== Short exercise ==
From the listing below, count the lines where the string "CLOSE" occurs. Give the number, with no other words.

== Exercise data ==
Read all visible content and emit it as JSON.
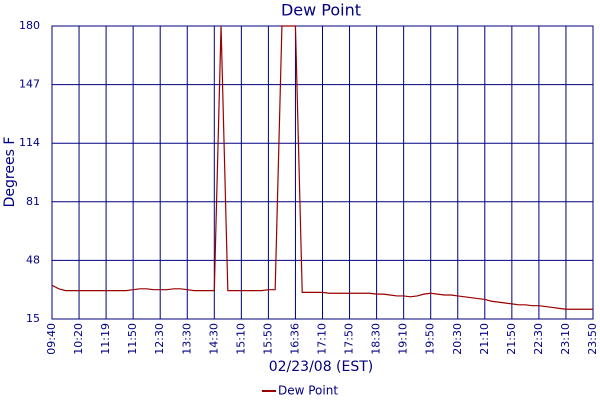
{
  "chart_data": {
    "type": "line",
    "title": "Dew Point",
    "x_label": "02/23/08 (EST)",
    "y_label": "Degrees F",
    "categories": [
      "09:40",
      null,
      null,
      null,
      "10:20",
      null,
      null,
      null,
      "11:19",
      null,
      null,
      null,
      "11:50",
      null,
      null,
      null,
      "12:30",
      null,
      null,
      null,
      "13:30",
      null,
      null,
      null,
      "14:30",
      null,
      null,
      null,
      "15:10",
      null,
      null,
      null,
      "15:50",
      null,
      null,
      null,
      "16:36",
      null,
      null,
      null,
      "17:10",
      null,
      null,
      null,
      "17:50",
      null,
      null,
      null,
      "18:30",
      null,
      null,
      null,
      "19:10",
      null,
      null,
      null,
      "19:50",
      null,
      null,
      null,
      "20:30",
      null,
      null,
      null,
      "21:10",
      null,
      null,
      null,
      "21:50",
      null,
      null,
      null,
      "22:30",
      null,
      null,
      null,
      "23:10",
      null,
      null,
      null,
      "23:50"
    ],
    "series": [
      {
        "name": "Dew Point",
        "color": "#990000",
        "values": [
          34,
          32,
          31,
          31,
          31,
          31,
          31,
          31,
          31,
          31,
          31,
          31,
          31.5,
          32,
          32,
          31.5,
          31.5,
          31.5,
          32,
          32,
          31.5,
          31,
          31,
          31,
          31,
          180,
          31,
          31,
          31,
          31,
          31,
          31,
          31.5,
          31.5,
          180,
          180,
          180,
          30,
          30,
          30,
          30,
          29.5,
          29.5,
          29.5,
          29.5,
          29.5,
          29.5,
          29.5,
          29,
          29,
          28.5,
          28,
          28,
          27.5,
          28,
          29,
          29.5,
          29,
          28.5,
          28.5,
          28,
          27.5,
          27,
          26.5,
          26,
          25,
          24.5,
          24,
          23.5,
          23,
          23,
          22.5,
          22.5,
          22,
          21.5,
          21,
          20.5,
          20.5,
          20.5,
          20.5,
          20.5
        ]
      }
    ],
    "ylim": [
      15,
      180
    ],
    "yticks": [
      15,
      48,
      81,
      114,
      147,
      180
    ],
    "grid": true,
    "grid_color": "#000080"
  }
}
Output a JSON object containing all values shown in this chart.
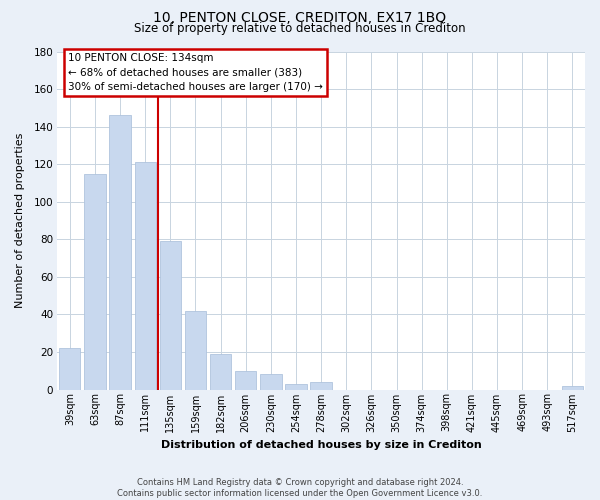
{
  "title": "10, PENTON CLOSE, CREDITON, EX17 1BQ",
  "subtitle": "Size of property relative to detached houses in Crediton",
  "xlabel": "Distribution of detached houses by size in Crediton",
  "ylabel": "Number of detached properties",
  "bar_labels": [
    "39sqm",
    "63sqm",
    "87sqm",
    "111sqm",
    "135sqm",
    "159sqm",
    "182sqm",
    "206sqm",
    "230sqm",
    "254sqm",
    "278sqm",
    "302sqm",
    "326sqm",
    "350sqm",
    "374sqm",
    "398sqm",
    "421sqm",
    "445sqm",
    "469sqm",
    "493sqm",
    "517sqm"
  ],
  "bar_values": [
    22,
    115,
    146,
    121,
    79,
    42,
    19,
    10,
    8,
    3,
    4,
    0,
    0,
    0,
    0,
    0,
    0,
    0,
    0,
    0,
    2
  ],
  "bar_color": "#c8d8ee",
  "bar_edge_color": "#b0c4de",
  "vline_color": "#cc0000",
  "annotation_lines": [
    "10 PENTON CLOSE: 134sqm",
    "← 68% of detached houses are smaller (383)",
    "30% of semi-detached houses are larger (170) →"
  ],
  "ylim": [
    0,
    180
  ],
  "yticks": [
    0,
    20,
    40,
    60,
    80,
    100,
    120,
    140,
    160,
    180
  ],
  "footer_lines": [
    "Contains HM Land Registry data © Crown copyright and database right 2024.",
    "Contains public sector information licensed under the Open Government Licence v3.0."
  ],
  "fig_bg_color": "#eaf0f8",
  "plot_bg_color": "#ffffff",
  "grid_color": "#c8d4e0"
}
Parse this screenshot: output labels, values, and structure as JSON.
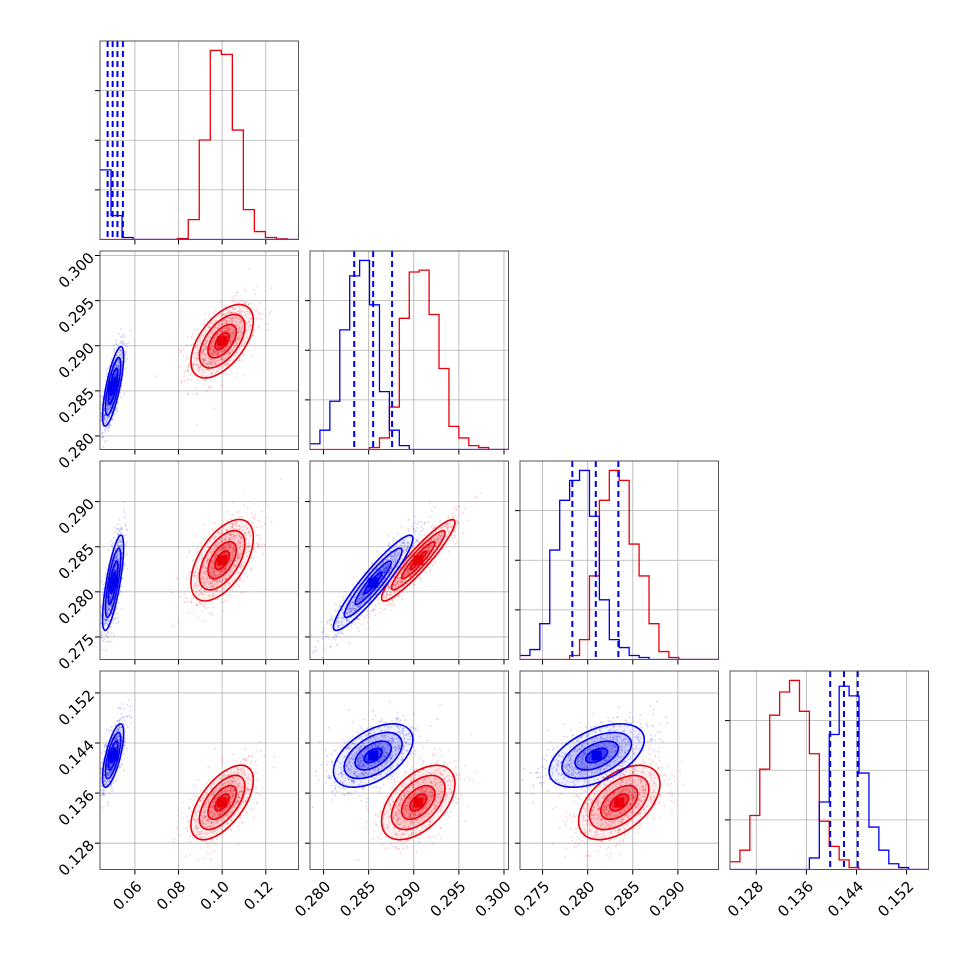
{
  "figure": {
    "kind": "corner plot",
    "background": "#ffffff"
  },
  "colors": {
    "red": "#e8000b",
    "blue": "#0000ee",
    "grid": "#b0b0b0",
    "frame": "#555555"
  },
  "chart_data": {
    "type": "corner",
    "parameters": [
      {
        "range": [
          0.044,
          0.135
        ],
        "ticks": [
          0.06,
          0.08,
          0.1,
          0.12
        ],
        "tick_labels": [
          "0.06",
          "0.08",
          "0.10",
          "0.12"
        ]
      },
      {
        "range": [
          0.2785,
          0.3005
        ],
        "ticks": [
          0.28,
          0.285,
          0.29,
          0.295,
          0.3
        ],
        "tick_labels": [
          "0.280",
          "0.285",
          "0.290",
          "0.295",
          "0.300"
        ]
      },
      {
        "range": [
          0.2725,
          0.2945
        ],
        "ticks": [
          0.275,
          0.28,
          0.285,
          0.29
        ],
        "tick_labels": [
          "0.275",
          "0.280",
          "0.285",
          "0.290"
        ]
      },
      {
        "range": [
          0.1238,
          0.1555
        ],
        "ticks": [
          0.128,
          0.136,
          0.144,
          0.152
        ],
        "tick_labels": [
          "0.128",
          "0.136",
          "0.144",
          "0.152"
        ]
      }
    ],
    "grid": true,
    "series": [
      {
        "color": "#e8000b",
        "means": [
          0.1,
          0.2905,
          0.2835,
          0.1345
        ],
        "sds": [
          0.0065,
          0.00185,
          0.00205,
          0.0027
        ],
        "correlations": [
          [
            0,
            1,
            0.55
          ],
          [
            0,
            2,
            0.55
          ],
          [
            0,
            3,
            0.6
          ],
          [
            1,
            2,
            0.93
          ],
          [
            1,
            3,
            0.5
          ],
          [
            2,
            3,
            0.5
          ]
        ],
        "quantile_lines": []
      },
      {
        "color": "#0000ee",
        "means": [
          0.05,
          0.2855,
          0.281,
          0.142
        ],
        "sds": [
          0.0022,
          0.002,
          0.0024,
          0.0023
        ],
        "correlations": [
          [
            0,
            1,
            0.75
          ],
          [
            0,
            2,
            0.75
          ],
          [
            0,
            3,
            0.7
          ],
          [
            1,
            2,
            0.93
          ],
          [
            1,
            3,
            0.5
          ],
          [
            2,
            3,
            0.5
          ]
        ],
        "quantile_lines": [
          [
            0.0475,
            0.0498,
            0.052,
            0.0545
          ],
          [
            0.2834,
            0.2855,
            0.2876
          ],
          [
            0.2783,
            0.2809,
            0.2834
          ],
          [
            0.1398,
            0.142,
            0.1442
          ]
        ]
      }
    ],
    "histograms": {
      "0": {
        "bins": [
          0.044,
          0.135,
          18
        ],
        "series": [
          [
            0,
            0,
            0,
            0,
            0,
            0,
            0,
            0.005,
            0.1,
            0.5,
            0.95,
            0.93,
            0.55,
            0.15,
            0.04,
            0.01,
            0.003,
            0
          ],
          [
            0.35,
            0.12,
            0.01,
            0,
            0,
            0,
            0,
            0,
            0,
            0,
            0,
            0,
            0,
            0,
            0,
            0,
            0,
            0
          ]
        ]
      },
      "1": {
        "bins": [
          0.2785,
          0.3005,
          20
        ],
        "series": [
          [
            0,
            0,
            0,
            0,
            0,
            0,
            0.01,
            0.06,
            0.22,
            0.68,
            0.92,
            0.93,
            0.7,
            0.42,
            0.12,
            0.06,
            0.02,
            0.01,
            0,
            0
          ],
          [
            0.03,
            0.1,
            0.25,
            0.62,
            0.9,
            0.98,
            0.75,
            0.3,
            0.1,
            0.02,
            0,
            0,
            0,
            0,
            0,
            0,
            0,
            0,
            0,
            0
          ]
        ]
      },
      "2": {
        "bins": [
          0.2725,
          0.2945,
          20
        ],
        "series": [
          [
            0,
            0,
            0,
            0,
            0,
            0.02,
            0.1,
            0.42,
            0.8,
            0.95,
            0.9,
            0.58,
            0.42,
            0.18,
            0.04,
            0.01,
            0,
            0,
            0,
            0
          ],
          [
            0.02,
            0.05,
            0.18,
            0.55,
            0.8,
            0.9,
            0.95,
            0.72,
            0.3,
            0.1,
            0.06,
            0.02,
            0.01,
            0,
            0,
            0,
            0,
            0,
            0,
            0
          ]
        ]
      },
      "3": {
        "bins": [
          0.1238,
          0.1555,
          20
        ],
        "series": [
          [
            0.04,
            0.1,
            0.28,
            0.52,
            0.8,
            0.92,
            0.98,
            0.82,
            0.6,
            0.25,
            0.12,
            0.05,
            0.01,
            0,
            0,
            0,
            0,
            0,
            0,
            0
          ],
          [
            0,
            0,
            0,
            0,
            0,
            0,
            0,
            0,
            0.06,
            0.35,
            0.7,
            0.95,
            0.9,
            0.5,
            0.22,
            0.1,
            0.03,
            0.01,
            0,
            0
          ]
        ]
      }
    }
  }
}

== Written solution ==
2